__Records for this exercise__.
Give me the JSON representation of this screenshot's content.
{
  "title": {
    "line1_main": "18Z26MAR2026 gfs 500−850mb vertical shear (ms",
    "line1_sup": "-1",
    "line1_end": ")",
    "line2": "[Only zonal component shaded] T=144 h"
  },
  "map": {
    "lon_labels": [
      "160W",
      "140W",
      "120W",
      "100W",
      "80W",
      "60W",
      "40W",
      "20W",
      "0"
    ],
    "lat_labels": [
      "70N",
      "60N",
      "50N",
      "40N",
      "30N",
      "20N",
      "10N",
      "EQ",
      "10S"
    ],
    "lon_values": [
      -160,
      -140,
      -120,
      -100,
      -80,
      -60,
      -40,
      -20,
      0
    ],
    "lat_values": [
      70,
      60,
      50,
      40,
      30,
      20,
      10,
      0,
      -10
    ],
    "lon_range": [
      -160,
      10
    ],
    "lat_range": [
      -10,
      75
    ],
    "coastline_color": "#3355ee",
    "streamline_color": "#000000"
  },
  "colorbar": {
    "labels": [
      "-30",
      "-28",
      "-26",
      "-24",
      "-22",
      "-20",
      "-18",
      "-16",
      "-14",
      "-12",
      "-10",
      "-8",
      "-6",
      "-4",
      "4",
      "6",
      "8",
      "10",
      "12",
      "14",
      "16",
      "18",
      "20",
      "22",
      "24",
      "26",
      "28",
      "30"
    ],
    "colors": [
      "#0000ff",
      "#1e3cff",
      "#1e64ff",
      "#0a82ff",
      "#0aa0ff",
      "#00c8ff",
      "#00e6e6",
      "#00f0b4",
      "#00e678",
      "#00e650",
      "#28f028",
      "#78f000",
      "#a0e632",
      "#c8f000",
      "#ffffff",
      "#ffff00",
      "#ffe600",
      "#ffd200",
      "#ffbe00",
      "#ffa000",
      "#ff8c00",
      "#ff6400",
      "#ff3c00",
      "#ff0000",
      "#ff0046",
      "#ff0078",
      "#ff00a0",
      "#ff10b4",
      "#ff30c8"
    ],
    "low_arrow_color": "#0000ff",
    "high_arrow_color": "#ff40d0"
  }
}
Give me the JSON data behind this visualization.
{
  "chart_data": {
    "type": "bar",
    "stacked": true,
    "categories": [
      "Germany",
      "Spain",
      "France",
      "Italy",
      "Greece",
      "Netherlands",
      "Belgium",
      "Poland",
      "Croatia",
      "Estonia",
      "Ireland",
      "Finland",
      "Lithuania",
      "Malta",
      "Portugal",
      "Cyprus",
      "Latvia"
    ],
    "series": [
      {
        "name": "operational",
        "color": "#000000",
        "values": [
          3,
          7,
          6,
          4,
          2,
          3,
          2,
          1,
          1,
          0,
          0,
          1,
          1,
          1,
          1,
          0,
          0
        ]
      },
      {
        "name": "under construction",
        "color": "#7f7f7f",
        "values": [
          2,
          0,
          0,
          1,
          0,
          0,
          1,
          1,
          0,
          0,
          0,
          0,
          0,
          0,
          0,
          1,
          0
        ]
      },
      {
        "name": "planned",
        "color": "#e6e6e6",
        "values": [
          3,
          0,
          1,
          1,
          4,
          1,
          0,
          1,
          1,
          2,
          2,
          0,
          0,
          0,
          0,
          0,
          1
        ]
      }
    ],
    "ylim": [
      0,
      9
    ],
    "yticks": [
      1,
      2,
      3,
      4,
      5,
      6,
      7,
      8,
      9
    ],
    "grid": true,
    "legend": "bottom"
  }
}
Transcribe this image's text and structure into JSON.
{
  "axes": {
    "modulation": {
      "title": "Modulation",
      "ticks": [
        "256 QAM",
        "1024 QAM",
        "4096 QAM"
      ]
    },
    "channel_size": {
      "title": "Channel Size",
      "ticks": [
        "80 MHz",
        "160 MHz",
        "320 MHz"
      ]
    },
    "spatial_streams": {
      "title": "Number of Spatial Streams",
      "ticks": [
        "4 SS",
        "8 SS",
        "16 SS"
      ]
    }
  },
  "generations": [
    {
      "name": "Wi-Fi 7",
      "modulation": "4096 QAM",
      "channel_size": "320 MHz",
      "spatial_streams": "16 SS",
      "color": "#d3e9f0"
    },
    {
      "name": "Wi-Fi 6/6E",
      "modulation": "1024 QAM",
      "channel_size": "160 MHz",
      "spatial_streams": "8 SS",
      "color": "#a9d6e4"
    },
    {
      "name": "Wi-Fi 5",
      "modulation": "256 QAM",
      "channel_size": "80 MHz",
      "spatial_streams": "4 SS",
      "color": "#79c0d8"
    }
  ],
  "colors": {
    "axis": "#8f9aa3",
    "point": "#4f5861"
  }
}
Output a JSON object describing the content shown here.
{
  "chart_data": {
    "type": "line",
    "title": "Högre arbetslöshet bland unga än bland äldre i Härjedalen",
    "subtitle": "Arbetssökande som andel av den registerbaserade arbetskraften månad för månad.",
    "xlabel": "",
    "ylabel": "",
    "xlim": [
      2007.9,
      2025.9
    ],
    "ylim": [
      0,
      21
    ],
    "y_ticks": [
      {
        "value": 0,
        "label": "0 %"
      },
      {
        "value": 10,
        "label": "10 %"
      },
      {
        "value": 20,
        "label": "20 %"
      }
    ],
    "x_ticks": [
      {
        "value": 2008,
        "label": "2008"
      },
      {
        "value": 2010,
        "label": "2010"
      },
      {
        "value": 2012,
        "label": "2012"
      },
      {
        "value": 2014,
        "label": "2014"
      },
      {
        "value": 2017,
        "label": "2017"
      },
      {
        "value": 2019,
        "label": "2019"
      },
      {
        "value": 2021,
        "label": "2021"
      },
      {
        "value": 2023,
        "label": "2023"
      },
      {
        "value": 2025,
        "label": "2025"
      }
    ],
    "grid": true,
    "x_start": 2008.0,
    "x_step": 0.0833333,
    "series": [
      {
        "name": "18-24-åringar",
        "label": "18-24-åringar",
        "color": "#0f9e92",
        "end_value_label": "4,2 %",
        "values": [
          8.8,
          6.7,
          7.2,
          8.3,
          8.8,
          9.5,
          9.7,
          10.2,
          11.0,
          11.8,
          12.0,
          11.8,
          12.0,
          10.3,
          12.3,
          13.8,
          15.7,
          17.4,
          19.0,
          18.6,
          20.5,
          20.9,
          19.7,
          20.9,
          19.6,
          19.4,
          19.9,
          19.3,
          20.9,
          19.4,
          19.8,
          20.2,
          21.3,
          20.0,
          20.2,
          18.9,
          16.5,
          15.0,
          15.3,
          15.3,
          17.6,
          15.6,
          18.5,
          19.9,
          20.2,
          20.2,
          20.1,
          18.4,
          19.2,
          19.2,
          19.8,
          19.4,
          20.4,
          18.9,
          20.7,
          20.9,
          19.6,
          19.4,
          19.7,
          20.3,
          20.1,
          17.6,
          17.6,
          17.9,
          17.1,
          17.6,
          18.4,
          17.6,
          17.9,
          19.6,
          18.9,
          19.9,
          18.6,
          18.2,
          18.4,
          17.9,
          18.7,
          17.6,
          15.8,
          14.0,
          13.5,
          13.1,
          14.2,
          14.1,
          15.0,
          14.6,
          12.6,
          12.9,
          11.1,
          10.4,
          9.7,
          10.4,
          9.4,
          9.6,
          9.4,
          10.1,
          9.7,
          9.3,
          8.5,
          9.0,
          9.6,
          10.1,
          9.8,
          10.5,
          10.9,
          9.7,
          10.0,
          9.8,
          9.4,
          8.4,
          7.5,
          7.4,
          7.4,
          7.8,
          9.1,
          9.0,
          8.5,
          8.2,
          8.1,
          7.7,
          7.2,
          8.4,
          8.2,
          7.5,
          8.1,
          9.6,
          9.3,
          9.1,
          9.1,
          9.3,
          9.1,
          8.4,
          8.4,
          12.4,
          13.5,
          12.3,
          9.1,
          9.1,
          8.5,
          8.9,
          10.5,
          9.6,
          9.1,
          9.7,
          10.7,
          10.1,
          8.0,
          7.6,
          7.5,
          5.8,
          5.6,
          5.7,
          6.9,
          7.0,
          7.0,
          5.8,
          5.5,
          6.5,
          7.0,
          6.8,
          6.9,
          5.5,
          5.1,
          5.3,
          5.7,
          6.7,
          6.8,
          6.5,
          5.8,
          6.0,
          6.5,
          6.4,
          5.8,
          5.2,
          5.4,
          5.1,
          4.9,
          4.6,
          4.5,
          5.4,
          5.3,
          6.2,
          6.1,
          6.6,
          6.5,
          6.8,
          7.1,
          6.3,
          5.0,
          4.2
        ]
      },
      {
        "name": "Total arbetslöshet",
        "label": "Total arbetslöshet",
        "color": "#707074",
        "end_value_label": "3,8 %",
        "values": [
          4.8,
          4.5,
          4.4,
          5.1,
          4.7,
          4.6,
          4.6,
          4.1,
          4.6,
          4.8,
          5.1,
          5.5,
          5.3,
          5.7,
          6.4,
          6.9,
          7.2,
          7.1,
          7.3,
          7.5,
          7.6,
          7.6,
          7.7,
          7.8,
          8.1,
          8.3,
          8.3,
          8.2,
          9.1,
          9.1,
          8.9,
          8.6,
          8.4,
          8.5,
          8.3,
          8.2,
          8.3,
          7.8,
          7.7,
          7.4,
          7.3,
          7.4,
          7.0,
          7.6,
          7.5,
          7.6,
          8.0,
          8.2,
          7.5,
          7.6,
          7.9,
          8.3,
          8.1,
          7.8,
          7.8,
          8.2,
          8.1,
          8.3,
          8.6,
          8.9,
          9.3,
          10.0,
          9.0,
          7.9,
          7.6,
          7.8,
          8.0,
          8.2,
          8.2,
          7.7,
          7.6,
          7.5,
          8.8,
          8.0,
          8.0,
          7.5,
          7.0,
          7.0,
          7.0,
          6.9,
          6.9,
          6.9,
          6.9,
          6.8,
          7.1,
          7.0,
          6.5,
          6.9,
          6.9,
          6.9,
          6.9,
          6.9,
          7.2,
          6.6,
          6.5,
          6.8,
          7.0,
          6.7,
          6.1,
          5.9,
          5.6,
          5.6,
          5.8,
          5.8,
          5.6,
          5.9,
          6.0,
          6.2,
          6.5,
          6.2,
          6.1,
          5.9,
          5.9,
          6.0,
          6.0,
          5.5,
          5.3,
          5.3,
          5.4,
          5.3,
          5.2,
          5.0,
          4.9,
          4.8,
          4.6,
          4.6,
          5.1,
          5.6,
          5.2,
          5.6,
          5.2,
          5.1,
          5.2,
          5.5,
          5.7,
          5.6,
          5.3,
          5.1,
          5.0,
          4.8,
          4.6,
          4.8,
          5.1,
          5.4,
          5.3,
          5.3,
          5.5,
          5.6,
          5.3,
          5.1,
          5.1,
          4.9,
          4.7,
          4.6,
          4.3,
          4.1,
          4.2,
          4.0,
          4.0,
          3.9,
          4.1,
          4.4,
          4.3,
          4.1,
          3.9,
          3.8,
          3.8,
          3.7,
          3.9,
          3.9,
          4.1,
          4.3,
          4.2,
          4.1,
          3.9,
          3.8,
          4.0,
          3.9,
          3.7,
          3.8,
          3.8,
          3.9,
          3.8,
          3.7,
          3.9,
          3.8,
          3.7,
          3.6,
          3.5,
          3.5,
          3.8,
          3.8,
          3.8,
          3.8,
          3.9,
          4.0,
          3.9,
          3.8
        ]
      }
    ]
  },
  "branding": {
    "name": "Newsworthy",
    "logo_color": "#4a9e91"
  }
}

__Exercise brief__.
Work out how many lines of the listing above include the word "JSON". Report only the number.

__Exercise result__.
4